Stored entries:
::::::::
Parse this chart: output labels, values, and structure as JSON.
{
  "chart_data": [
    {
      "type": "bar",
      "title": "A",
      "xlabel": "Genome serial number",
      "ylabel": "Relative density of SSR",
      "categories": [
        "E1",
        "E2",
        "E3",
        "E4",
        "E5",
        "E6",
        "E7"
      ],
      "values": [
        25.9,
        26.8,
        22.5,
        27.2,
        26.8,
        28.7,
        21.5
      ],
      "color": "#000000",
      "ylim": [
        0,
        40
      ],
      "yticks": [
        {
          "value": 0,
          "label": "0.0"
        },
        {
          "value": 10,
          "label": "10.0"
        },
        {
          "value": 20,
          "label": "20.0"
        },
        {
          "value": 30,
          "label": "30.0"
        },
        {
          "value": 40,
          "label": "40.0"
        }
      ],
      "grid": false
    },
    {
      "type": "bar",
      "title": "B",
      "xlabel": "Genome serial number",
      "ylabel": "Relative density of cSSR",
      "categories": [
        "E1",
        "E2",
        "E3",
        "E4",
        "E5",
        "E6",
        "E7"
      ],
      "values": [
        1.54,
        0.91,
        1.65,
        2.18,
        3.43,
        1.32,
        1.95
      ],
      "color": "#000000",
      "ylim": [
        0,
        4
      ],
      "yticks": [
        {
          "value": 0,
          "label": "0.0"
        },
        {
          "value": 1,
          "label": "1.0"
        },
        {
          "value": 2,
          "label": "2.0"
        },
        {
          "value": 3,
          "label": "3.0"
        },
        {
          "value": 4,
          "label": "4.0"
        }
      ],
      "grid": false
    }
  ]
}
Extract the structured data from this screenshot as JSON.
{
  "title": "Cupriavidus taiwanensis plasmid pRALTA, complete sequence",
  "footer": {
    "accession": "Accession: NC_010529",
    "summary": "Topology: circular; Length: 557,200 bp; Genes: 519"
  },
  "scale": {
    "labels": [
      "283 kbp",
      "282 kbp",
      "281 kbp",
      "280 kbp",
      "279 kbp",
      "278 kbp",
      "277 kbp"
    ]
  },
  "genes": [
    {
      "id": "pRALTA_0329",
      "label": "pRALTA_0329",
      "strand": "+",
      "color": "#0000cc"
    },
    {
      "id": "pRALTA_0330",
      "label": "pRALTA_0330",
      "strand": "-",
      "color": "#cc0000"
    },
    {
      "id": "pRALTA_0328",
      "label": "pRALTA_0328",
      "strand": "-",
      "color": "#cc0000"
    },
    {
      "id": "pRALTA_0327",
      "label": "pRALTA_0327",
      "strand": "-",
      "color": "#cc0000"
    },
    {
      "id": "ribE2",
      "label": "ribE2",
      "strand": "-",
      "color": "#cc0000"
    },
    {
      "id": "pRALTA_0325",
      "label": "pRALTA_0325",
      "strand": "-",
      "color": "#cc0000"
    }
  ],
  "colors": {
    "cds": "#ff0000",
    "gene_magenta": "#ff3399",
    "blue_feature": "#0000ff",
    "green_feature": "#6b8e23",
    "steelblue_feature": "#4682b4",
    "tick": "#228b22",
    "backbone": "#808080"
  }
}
::::::::
• [EXERCISE DETAILS]: Return each line of the records above exactly as it reads.

• [THE ANSWER]:
Parse this chart: output labels, values, and structure as JSON.
{
  "chart_data": [
    {
      "type": "bar",
      "title": "A",
      "xlabel": "Genome serial number",
      "ylabel": "Relative density of SSR",
      "categories": [
        "E1",
        "E2",
        "E3",
        "E4",
        "E5",
        "E6",
        "E7"
      ],
      "values": [
        25.9,
        26.8,
        22.5,
        27.2,
        26.8,
        28.7,
        21.5
      ],
      "color": "#000000",
      "ylim": [
        0,
        40
      ],
      "yticks": [
        {
          "value": 0,
          "label": "0.0"
        },
        {
          "value": 10,
          "label": "10.0"
        },
        {
          "value": 20,
          "label": "20.0"
        },
        {
          "value": 30,
          "label": "30.0"
        },
        {
          "value": 40,
          "label": "40.0"
        }
      ],
      "grid": false
    },
    {
      "type": "bar",
      "title": "B",
      "xlabel": "Genome serial number",
      "ylabel": "Relative density of cSSR",
      "categories": [
        "E1",
        "E2",
        "E3",
        "E4",
        "E5",
        "E6",
        "E7"
      ],
      "values": [
        1.54,
        0.91,
        1.65,
        2.18,
        3.43,
        1.32,
        1.95
      ],
      "color": "#000000",
      "ylim": [
        0,
        4
      ],
      "yticks": [
        {
          "value": 0,
          "label": "0.0"
        },
        {
          "value": 1,
          "label": "1.0"
        },
        {
          "value": 2,
          "label": "2.0"
        },
        {
          "value": 3,
          "label": "3.0"
        },
        {
          "value": 4,
          "label": "4.0"
        }
      ],
      "grid": false
    }
  ]
}
Extract the structured data from this screenshot as JSON.
{
  "title": "Cupriavidus taiwanensis plasmid pRALTA, complete sequence",
  "footer": {
    "accession": "Accession: NC_010529",
    "summary": "Topology: circular; Length: 557,200 bp; Genes: 519"
  },
  "scale": {
    "labels": [
      "283 kbp",
      "282 kbp",
      "281 kbp",
      "280 kbp",
      "279 kbp",
      "278 kbp",
      "277 kbp"
    ]
  },
  "genes": [
    {
      "id": "pRALTA_0329",
      "label": "pRALTA_0329",
      "strand": "+",
      "color": "#0000cc"
    },
    {
      "id": "pRALTA_0330",
      "label": "pRALTA_0330",
      "strand": "-",
      "color": "#cc0000"
    },
    {
      "id": "pRALTA_0328",
      "label": "pRALTA_0328",
      "strand": "-",
      "color": "#cc0000"
    },
    {
      "id": "pRALTA_0327",
      "label": "pRALTA_0327",
      "strand": "-",
      "color": "#cc0000"
    },
    {
      "id": "ribE2",
      "label": "ribE2",
      "strand": "-",
      "color": "#cc0000"
    },
    {
      "id": "pRALTA_0325",
      "label": "pRALTA_0325",
      "strand": "-",
      "color": "#cc0000"
    }
  ],
  "colors": {
    "cds": "#ff0000",
    "gene_magenta": "#ff3399",
    "blue_feature": "#0000ff",
    "green_feature": "#6b8e23",
    "steelblue_feature": "#4682b4",
    "tick": "#228b22",
    "backbone": "#808080"
  }
}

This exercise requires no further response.